State only the number of lines that contain the string "link".

-------- INFORMATION SHOWN

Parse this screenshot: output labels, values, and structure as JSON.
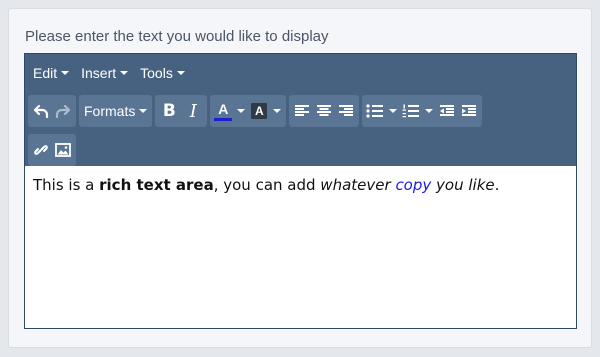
{
  "prompt": "Please enter the text you would like to display",
  "menubar": {
    "items": [
      "Edit",
      "Insert",
      "Tools"
    ]
  },
  "toolbar": {
    "formats_label": "Formats",
    "font_color_letter": "A",
    "bg_color_letter": "A",
    "font_color_value": "#1f1fd0",
    "bold_glyph": "B",
    "italic_glyph": "I"
  },
  "content": {
    "part1": "This is a ",
    "bold": "rich text area",
    "part2": ", you can add ",
    "italic1": "whatever",
    "space1": " ",
    "blue": "copy",
    "italic2": " you like",
    "end": "."
  }
}
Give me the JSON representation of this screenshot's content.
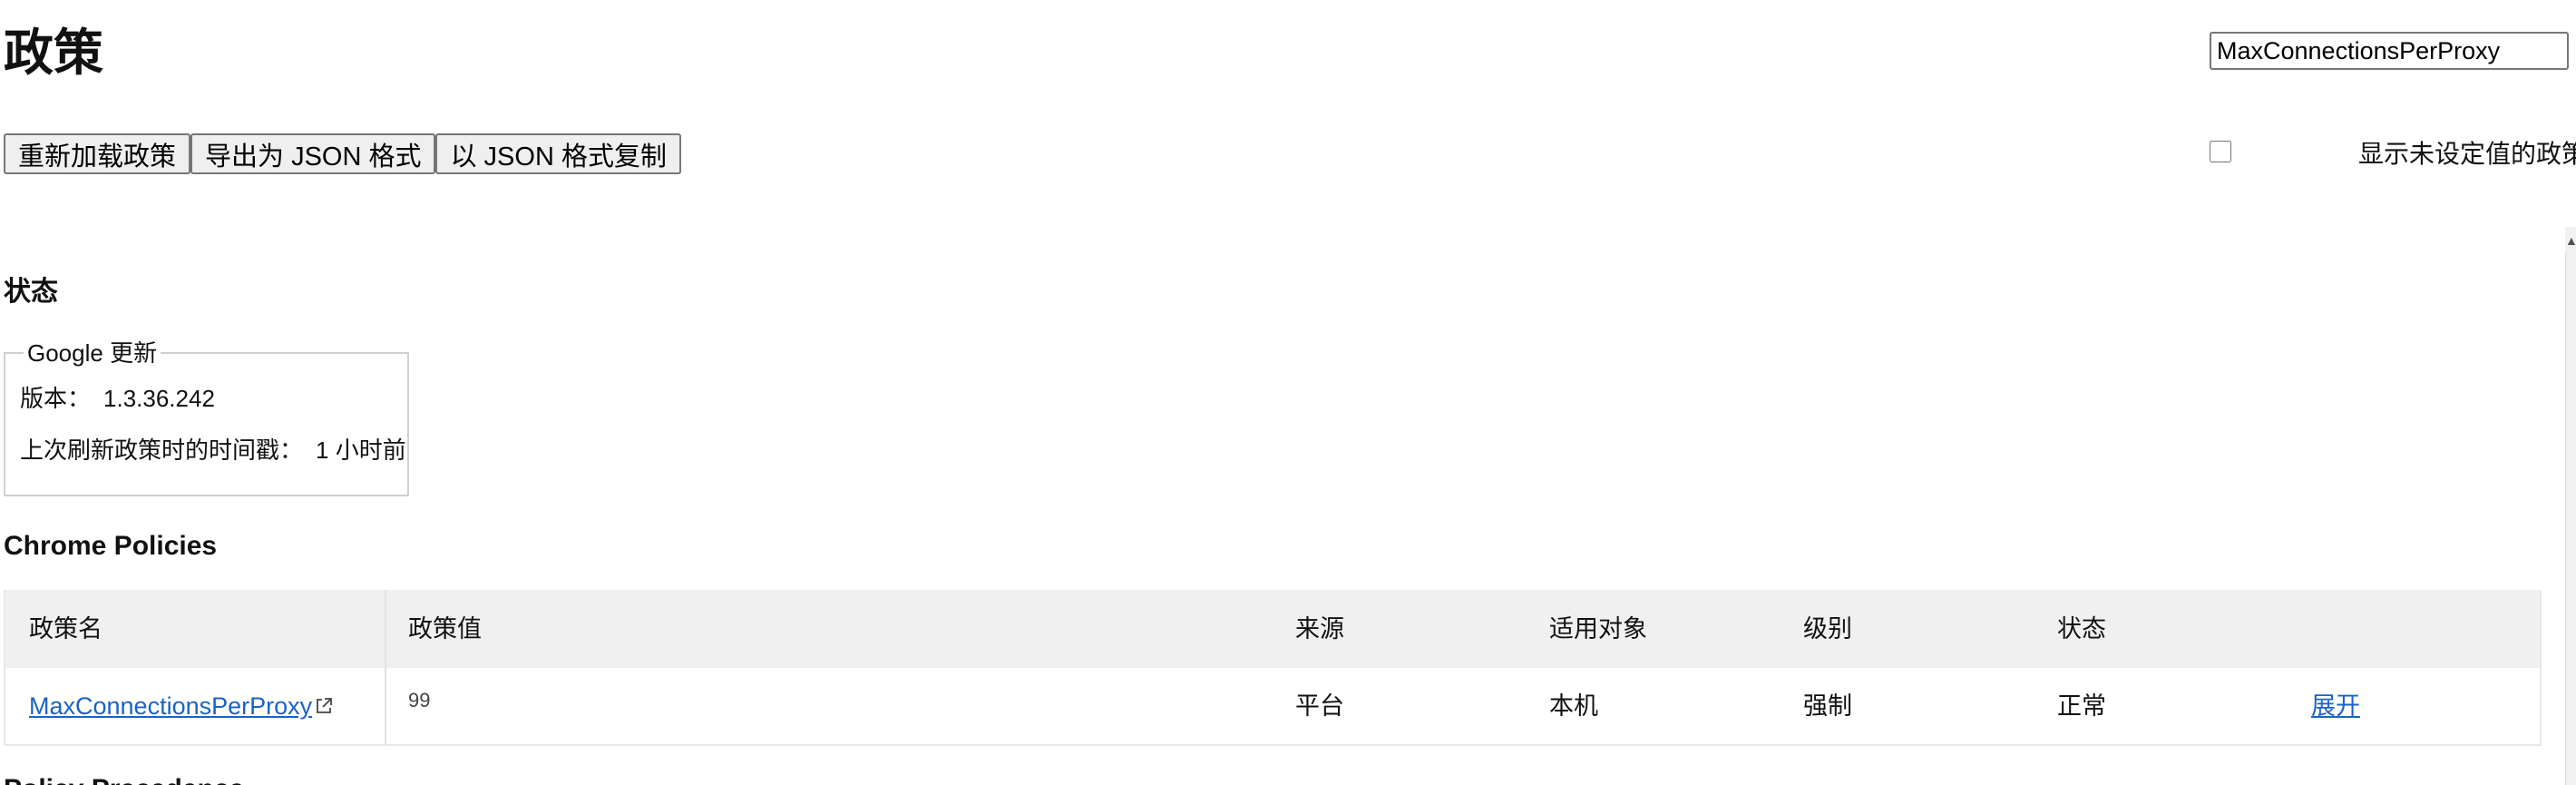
{
  "header": {
    "title": "政策",
    "search_value": "MaxConnectionsPerProxy"
  },
  "toolbar": {
    "reload_label": "重新加载政策",
    "export_label": "导出为 JSON 格式",
    "copy_label": "以 JSON 格式复制",
    "show_unset_label": "显示未设定值的政策",
    "show_unset_checked": false
  },
  "status": {
    "heading": "状态",
    "box_title": "Google 更新",
    "version_label": "版本：",
    "version_value": "1.3.36.242",
    "refresh_label": "上次刷新政策时的时间戳：",
    "refresh_value": "1 小时前"
  },
  "chrome_policies": {
    "heading": "Chrome Policies",
    "columns": {
      "name": "政策名",
      "value": "政策值",
      "source": "来源",
      "scope": "适用对象",
      "level": "级别",
      "status": "状态"
    },
    "rows": [
      {
        "name": "MaxConnectionsPerProxy",
        "value": "99",
        "source": "平台",
        "scope": "本机",
        "level": "强制",
        "status": "正常",
        "action": "展开"
      }
    ]
  },
  "next_section": {
    "heading": "Policy Precedence"
  },
  "colors": {
    "link": "#1a63c6",
    "header_bg": "#f0f0f0",
    "button_bg": "#efefef"
  },
  "icons": {
    "external_link": "external-link-icon"
  }
}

----------------

• **OUTPUT OF THE EXERCISE**: 2